## [Set task]
Answer with one number: how many lines hold "Ausgabenkürzungen".

## [Input]
★ ★ ★

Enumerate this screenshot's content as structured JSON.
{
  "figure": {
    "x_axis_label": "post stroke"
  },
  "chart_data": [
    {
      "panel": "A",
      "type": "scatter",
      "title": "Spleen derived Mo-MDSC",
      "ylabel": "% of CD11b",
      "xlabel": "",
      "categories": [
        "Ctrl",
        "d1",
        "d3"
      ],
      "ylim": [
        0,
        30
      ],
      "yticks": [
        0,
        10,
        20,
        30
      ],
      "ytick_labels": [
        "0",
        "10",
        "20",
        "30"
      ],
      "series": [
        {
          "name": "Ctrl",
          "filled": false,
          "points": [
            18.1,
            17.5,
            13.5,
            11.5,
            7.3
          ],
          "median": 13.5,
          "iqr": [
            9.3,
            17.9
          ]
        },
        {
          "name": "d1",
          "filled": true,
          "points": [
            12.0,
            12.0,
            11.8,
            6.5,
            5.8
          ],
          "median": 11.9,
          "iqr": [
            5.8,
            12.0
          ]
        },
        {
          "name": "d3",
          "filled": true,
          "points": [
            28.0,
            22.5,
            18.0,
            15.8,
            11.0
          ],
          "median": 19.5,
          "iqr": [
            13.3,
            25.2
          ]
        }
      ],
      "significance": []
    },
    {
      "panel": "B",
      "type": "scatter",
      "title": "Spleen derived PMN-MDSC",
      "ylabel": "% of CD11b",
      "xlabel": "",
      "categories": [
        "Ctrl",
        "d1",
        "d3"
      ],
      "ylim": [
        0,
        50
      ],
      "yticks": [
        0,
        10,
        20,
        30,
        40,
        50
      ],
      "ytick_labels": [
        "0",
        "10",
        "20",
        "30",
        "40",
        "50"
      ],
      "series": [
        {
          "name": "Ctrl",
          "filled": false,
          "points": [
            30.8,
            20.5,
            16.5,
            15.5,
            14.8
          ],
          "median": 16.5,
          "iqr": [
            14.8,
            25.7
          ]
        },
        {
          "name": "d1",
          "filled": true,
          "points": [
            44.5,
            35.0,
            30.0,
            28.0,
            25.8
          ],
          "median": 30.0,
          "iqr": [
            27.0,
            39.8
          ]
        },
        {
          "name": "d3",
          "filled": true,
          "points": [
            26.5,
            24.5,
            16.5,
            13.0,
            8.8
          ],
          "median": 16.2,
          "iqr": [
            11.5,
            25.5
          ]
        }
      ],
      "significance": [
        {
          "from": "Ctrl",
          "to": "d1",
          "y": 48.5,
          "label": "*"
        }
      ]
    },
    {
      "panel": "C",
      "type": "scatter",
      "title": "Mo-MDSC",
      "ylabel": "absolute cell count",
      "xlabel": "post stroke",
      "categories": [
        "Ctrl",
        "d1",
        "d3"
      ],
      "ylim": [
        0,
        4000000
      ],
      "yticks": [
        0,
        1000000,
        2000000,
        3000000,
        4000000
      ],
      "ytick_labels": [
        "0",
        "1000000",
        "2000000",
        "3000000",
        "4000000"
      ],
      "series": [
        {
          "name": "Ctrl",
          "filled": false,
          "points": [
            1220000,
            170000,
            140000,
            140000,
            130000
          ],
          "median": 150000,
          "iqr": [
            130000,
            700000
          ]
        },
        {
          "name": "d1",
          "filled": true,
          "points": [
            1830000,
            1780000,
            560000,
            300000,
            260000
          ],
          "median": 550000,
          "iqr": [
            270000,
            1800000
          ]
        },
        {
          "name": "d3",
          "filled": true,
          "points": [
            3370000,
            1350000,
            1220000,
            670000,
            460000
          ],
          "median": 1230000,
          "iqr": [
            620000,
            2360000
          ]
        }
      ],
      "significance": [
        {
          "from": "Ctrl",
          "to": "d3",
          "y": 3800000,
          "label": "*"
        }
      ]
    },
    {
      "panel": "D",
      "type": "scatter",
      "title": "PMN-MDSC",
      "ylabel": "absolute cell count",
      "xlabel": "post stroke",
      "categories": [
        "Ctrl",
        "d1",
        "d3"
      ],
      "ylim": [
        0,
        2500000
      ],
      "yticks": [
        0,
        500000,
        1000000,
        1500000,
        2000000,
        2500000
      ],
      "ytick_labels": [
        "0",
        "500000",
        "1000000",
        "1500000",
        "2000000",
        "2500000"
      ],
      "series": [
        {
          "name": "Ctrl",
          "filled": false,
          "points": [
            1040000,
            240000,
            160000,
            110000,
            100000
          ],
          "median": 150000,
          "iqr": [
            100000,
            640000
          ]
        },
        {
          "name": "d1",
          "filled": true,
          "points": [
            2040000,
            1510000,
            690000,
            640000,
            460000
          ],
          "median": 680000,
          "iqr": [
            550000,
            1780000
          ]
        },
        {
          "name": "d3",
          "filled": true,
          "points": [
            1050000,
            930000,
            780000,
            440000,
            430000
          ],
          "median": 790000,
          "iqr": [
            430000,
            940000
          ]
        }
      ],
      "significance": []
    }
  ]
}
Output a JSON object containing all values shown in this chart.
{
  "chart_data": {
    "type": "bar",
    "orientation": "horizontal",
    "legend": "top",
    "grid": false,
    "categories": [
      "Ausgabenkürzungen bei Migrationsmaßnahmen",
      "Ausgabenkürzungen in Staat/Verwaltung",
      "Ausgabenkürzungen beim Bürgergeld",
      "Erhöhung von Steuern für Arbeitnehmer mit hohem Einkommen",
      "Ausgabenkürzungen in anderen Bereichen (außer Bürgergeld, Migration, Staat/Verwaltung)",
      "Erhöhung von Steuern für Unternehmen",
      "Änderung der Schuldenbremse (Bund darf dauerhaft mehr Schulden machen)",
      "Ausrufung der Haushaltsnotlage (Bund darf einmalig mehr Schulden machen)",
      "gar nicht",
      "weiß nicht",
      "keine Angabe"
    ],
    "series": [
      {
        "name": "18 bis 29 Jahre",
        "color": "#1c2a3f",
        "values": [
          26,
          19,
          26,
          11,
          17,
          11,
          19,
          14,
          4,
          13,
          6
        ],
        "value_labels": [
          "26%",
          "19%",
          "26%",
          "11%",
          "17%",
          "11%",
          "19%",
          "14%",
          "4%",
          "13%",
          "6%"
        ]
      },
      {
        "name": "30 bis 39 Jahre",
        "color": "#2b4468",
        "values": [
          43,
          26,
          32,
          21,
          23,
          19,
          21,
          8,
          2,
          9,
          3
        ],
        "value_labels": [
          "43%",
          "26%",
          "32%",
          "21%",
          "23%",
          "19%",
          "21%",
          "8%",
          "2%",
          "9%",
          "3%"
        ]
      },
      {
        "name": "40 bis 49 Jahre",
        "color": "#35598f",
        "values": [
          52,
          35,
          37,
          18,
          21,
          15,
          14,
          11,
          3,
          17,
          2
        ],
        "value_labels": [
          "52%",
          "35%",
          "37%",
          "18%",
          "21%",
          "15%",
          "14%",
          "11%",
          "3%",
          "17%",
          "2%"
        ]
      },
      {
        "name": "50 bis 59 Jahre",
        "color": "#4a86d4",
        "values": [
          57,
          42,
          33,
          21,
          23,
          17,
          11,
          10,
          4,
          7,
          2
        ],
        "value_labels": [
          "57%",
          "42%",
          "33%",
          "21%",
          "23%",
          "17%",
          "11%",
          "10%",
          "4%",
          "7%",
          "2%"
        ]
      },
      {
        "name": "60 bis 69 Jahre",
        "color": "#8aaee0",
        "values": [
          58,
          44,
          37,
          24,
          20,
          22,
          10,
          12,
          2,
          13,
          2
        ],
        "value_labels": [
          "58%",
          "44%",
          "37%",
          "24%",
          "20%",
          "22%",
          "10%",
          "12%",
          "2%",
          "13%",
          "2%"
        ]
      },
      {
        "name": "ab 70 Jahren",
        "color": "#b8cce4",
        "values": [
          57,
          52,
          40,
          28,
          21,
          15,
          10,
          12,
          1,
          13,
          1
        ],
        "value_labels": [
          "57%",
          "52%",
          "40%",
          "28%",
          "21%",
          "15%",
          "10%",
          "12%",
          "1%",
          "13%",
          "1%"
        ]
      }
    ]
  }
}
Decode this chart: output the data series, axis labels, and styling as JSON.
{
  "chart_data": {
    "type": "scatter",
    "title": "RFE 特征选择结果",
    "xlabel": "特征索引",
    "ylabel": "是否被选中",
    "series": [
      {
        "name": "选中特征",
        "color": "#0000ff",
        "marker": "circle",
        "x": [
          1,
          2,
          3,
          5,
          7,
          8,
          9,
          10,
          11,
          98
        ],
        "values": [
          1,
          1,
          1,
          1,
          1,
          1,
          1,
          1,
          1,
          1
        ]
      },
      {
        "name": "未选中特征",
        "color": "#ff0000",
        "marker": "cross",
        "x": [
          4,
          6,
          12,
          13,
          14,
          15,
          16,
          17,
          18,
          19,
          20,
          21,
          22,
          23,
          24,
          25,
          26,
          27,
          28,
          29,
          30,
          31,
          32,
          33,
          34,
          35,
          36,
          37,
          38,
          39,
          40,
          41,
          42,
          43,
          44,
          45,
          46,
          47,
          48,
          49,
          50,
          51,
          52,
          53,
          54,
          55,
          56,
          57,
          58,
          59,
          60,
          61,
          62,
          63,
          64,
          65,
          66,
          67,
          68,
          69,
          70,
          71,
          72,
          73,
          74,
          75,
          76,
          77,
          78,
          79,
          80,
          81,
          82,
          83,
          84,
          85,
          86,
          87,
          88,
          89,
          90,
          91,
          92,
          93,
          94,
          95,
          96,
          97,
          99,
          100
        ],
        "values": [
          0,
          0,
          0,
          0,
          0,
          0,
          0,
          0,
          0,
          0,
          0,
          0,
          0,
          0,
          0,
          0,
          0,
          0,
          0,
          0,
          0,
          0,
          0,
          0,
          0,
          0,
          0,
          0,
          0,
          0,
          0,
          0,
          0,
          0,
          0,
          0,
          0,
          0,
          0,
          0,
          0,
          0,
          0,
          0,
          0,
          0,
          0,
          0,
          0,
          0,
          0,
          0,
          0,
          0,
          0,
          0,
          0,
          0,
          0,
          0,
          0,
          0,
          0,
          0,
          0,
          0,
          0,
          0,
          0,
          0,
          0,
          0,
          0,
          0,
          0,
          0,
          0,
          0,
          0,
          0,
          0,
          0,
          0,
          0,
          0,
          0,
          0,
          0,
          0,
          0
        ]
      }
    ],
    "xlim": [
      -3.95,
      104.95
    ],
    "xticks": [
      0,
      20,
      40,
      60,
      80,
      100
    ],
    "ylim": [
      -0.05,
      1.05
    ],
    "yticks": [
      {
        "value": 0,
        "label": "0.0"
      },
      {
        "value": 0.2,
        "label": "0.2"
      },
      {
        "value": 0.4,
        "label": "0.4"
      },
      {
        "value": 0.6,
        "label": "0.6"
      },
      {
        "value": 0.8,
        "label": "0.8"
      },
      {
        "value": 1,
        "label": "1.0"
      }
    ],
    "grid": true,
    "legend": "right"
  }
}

★ ★ ★

## [Complete output]
4